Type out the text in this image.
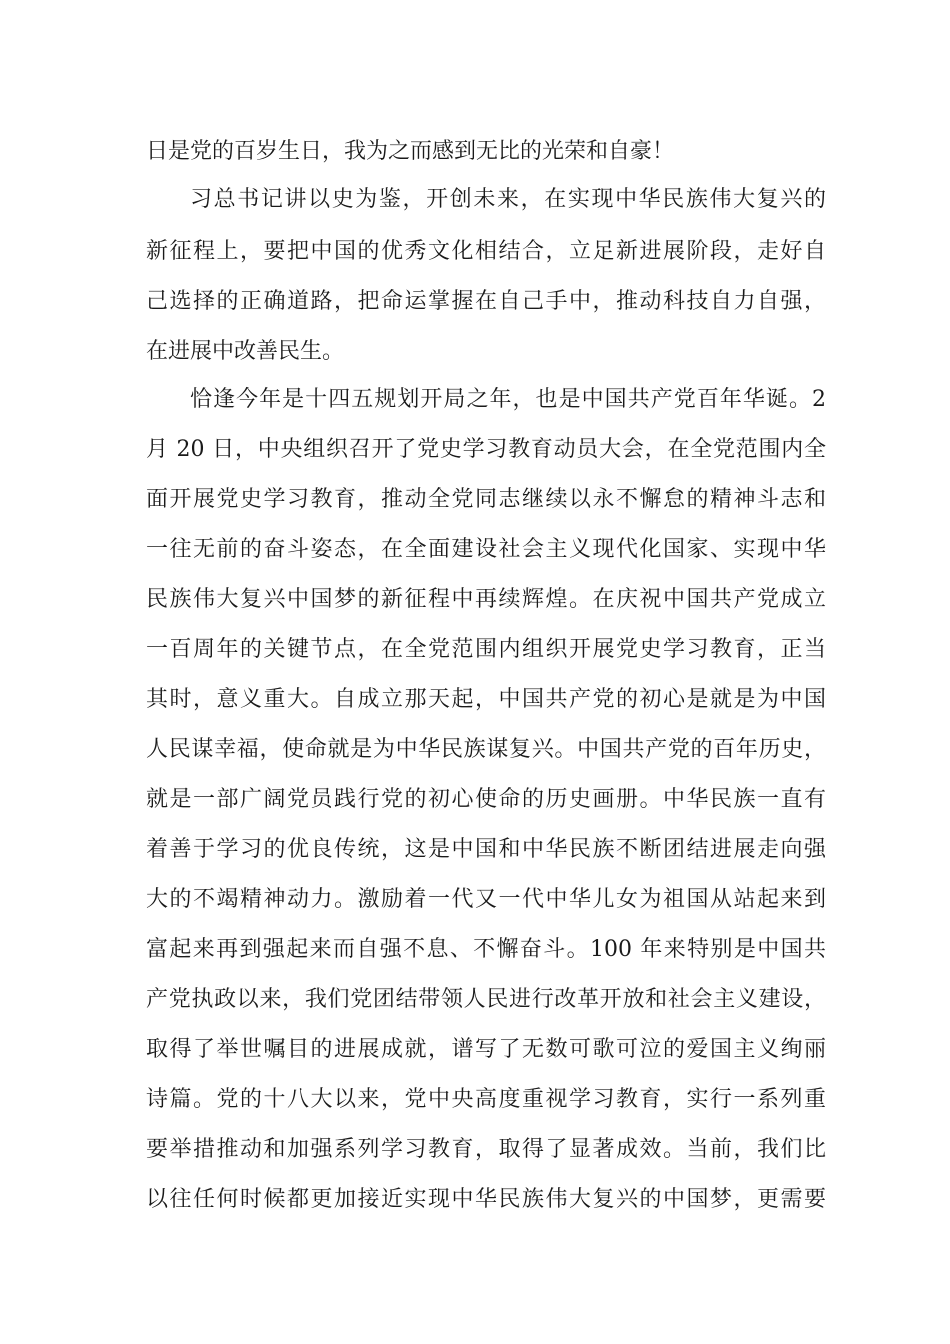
日是党的百岁生日，我为之而感到无比的光荣和自豪！
习总书记讲以史为鉴，开创未来，在实现中华民族伟大复兴的
新征程上，要把中国的优秀文化相结合，立足新进展阶段，走好自
己选择的正确道路，把命运掌握在自己手中，推动科技自力自强，
在进展中改善民生。
恰逢今年是十四五规划开局之年，也是中国共产党百年华诞。2
月 20 日，中央组织召开了党史学习教育动员大会，在全党范围内全
面开展党史学习教育，推动全党同志继续以永不懈怠的精神斗志和
一往无前的奋斗姿态，在全面建设社会主义现代化国家、实现中华
民族伟大复兴中国梦的新征程中再续辉煌。在庆祝中国共产党成立
一百周年的关键节点，在全党范围内组织开展党史学习教育，正当
其时，意义重大。自成立那天起，中国共产党的初心是就是为中国
人民谋幸福，使命就是为中华民族谋复兴。中国共产党的百年历史，
就是一部广阔党员践行党的初心使命的历史画册。中华民族一直有
着善于学习的优良传统，这是中国和中华民族不断团结进展走向强
大的不竭精神动力。激励着一代又一代中华儿女为祖国从站起来到
富起来再到强起来而自强不息、不懈奋斗。100 年来特别是中国共
产党执政以来，我们党团结带领人民进行改革开放和社会主义建设，
取得了举世嘱目的进展成就，谱写了无数可歌可泣的爱国主义绚丽
诗篇。党的十八大以来，党中央高度重视学习教育，实行一系列重
要举措推动和加强系列学习教育，取得了显著成效。当前，我们比
以往任何时候都更加接近实现中华民族伟大复兴的中国梦，更需要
- - -
SHORT PROBLEM: Give all the lines above again, character for character, without pictures.

EXERCISE SOLUTION:
Type out the text in this image.
日是党的百岁生日，我为之而感到无比的光荣和自豪！
习总书记讲以史为鉴，开创未来，在实现中华民族伟大复兴的
新征程上，要把中国的优秀文化相结合，立足新进展阶段，走好自
己选择的正确道路，把命运掌握在自己手中，推动科技自力自强，
在进展中改善民生。
恰逢今年是十四五规划开局之年，也是中国共产党百年华诞。2
月 20 日，中央组织召开了党史学习教育动员大会，在全党范围内全
面开展党史学习教育，推动全党同志继续以永不懈怠的精神斗志和
一往无前的奋斗姿态，在全面建设社会主义现代化国家、实现中华
民族伟大复兴中国梦的新征程中再续辉煌。在庆祝中国共产党成立
一百周年的关键节点，在全党范围内组织开展党史学习教育，正当
其时，意义重大。自成立那天起，中国共产党的初心是就是为中国
人民谋幸福，使命就是为中华民族谋复兴。中国共产党的百年历史，
就是一部广阔党员践行党的初心使命的历史画册。中华民族一直有
着善于学习的优良传统，这是中国和中华民族不断团结进展走向强
大的不竭精神动力。激励着一代又一代中华儿女为祖国从站起来到
富起来再到强起来而自强不息、不懈奋斗。100 年来特别是中国共
产党执政以来，我们党团结带领人民进行改革开放和社会主义建设，
取得了举世嘱目的进展成就，谱写了无数可歌可泣的爱国主义绚丽
诗篇。党的十八大以来，党中央高度重视学习教育，实行一系列重
要举措推动和加强系列学习教育，取得了显著成效。当前，我们比
以往任何时候都更加接近实现中华民族伟大复兴的中国梦，更需要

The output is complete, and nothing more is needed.